Task objective
Check each line of the material below, and copy it if it holds the string "this".

Recorded data
-=-=-=-=-

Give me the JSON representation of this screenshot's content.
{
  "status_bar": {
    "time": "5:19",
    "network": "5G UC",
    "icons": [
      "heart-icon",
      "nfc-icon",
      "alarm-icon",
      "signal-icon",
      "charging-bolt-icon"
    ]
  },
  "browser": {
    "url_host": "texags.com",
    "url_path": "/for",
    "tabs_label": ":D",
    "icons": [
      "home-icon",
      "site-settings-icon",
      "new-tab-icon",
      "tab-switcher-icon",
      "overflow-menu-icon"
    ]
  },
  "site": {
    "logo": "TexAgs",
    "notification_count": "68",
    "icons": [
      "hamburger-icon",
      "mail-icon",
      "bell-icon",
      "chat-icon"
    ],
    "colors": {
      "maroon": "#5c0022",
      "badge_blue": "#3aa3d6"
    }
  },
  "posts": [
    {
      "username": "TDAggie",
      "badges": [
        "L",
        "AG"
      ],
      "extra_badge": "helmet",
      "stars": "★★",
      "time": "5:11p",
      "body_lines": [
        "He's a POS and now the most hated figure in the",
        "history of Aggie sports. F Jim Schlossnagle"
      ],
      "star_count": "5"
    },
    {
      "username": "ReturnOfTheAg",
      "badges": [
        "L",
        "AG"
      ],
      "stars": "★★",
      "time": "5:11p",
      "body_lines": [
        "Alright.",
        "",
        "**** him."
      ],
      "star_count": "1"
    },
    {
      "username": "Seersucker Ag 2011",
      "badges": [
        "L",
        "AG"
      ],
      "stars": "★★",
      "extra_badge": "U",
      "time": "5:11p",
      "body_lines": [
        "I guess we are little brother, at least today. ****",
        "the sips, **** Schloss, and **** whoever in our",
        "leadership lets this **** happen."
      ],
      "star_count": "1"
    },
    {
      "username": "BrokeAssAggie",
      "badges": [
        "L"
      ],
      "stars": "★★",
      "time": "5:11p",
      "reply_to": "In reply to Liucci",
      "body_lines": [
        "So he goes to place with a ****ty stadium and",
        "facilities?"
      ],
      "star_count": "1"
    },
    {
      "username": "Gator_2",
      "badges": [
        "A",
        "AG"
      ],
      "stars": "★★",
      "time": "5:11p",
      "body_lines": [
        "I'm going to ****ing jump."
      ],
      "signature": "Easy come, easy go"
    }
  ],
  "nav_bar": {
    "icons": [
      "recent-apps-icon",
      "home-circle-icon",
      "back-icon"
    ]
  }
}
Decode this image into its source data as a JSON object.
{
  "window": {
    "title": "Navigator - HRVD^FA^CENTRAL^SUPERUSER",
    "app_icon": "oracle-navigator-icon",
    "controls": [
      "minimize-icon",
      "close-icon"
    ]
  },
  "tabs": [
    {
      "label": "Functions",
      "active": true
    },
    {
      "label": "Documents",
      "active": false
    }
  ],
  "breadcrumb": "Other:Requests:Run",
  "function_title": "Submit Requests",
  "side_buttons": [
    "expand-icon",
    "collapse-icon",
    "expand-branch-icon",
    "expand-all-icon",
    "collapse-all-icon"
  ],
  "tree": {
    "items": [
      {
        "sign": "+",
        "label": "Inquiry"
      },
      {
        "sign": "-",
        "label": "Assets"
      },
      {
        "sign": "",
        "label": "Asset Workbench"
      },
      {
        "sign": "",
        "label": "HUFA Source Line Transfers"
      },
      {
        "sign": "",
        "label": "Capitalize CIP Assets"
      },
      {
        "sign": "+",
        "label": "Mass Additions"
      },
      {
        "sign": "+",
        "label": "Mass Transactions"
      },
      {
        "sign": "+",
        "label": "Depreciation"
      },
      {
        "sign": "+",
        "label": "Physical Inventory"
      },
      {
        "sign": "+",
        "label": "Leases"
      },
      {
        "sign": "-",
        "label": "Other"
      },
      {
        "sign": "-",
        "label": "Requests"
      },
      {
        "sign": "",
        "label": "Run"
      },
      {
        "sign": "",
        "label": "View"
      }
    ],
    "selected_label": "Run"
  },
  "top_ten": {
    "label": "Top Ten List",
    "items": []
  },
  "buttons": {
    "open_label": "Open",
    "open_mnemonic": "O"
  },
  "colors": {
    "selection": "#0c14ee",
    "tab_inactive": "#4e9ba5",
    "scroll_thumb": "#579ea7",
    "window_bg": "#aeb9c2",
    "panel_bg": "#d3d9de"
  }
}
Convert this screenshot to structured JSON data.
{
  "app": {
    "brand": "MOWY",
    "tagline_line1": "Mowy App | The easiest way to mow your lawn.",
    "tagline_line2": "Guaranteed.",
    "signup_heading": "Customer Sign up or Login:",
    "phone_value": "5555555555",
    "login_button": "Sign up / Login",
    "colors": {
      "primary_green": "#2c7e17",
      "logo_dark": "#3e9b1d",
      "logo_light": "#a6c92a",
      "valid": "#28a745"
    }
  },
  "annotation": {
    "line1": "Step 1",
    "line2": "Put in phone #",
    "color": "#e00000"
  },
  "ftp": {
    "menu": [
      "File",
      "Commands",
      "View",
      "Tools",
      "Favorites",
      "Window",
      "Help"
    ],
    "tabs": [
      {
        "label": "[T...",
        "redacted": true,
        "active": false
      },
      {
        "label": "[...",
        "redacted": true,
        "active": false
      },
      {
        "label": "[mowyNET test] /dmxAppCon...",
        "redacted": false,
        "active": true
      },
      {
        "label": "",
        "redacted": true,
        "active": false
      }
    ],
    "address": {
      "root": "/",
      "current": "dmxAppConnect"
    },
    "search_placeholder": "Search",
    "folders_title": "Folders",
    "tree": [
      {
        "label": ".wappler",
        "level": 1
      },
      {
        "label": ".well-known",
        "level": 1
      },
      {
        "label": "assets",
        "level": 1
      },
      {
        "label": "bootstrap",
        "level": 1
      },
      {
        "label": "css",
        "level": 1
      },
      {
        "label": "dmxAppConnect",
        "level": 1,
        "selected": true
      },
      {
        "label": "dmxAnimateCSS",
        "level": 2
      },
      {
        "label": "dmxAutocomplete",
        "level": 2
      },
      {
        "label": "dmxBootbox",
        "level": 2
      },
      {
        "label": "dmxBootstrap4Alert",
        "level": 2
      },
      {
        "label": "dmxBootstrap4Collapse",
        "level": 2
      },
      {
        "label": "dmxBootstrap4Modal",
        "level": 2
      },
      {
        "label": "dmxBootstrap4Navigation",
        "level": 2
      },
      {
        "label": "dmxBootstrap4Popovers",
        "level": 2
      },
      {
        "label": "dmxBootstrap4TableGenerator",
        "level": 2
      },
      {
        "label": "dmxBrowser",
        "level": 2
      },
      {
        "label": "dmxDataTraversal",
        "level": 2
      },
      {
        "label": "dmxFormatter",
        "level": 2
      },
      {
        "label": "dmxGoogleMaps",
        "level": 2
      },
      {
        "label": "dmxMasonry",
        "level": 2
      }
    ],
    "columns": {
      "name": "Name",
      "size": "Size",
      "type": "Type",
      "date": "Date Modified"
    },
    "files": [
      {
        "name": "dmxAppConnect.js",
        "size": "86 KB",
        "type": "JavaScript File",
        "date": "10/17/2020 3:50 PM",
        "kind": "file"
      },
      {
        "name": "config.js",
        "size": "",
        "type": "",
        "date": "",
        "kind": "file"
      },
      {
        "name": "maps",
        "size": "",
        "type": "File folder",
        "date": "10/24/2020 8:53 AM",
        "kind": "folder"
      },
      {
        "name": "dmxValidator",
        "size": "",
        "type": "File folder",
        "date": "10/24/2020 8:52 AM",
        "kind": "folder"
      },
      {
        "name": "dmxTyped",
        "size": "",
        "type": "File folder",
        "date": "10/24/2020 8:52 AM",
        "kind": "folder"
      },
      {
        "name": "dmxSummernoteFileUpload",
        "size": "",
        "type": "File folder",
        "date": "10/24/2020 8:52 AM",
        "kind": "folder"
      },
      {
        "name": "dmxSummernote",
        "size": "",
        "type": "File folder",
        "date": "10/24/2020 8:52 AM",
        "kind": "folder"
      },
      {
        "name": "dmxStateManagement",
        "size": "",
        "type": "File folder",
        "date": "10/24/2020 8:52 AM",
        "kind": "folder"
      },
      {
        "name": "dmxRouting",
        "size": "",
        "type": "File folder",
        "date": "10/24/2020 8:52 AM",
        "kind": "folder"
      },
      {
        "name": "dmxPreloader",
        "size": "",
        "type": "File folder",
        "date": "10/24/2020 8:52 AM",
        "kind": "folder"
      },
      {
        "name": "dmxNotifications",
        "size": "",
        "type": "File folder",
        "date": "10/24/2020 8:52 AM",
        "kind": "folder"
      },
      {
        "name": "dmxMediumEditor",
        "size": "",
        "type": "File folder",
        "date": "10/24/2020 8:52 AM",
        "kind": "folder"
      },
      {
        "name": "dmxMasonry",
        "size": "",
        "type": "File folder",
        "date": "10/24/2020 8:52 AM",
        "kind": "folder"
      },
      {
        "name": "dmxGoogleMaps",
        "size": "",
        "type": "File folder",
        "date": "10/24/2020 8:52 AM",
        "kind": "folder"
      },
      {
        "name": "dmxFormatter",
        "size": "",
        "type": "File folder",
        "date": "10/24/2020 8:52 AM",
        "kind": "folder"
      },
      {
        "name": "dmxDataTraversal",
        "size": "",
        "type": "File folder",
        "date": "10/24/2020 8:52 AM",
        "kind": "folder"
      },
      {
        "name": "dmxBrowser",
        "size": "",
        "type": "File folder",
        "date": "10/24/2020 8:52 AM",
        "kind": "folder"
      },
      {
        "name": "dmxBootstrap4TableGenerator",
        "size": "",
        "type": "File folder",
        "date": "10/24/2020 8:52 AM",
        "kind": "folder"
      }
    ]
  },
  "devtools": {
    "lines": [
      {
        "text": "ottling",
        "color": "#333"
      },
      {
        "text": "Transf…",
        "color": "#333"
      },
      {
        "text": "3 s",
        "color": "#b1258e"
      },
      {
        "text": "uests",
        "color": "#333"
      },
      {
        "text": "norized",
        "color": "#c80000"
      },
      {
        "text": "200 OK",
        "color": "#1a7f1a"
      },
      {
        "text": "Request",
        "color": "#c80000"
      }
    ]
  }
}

-=-=-=-=-

Full response
Give me the JSON representation of this screenshot's content.
        "leadership lets this **** happen."
Decode this image into its source data as a JSON object.
Convert this screenshot to structured JSON data.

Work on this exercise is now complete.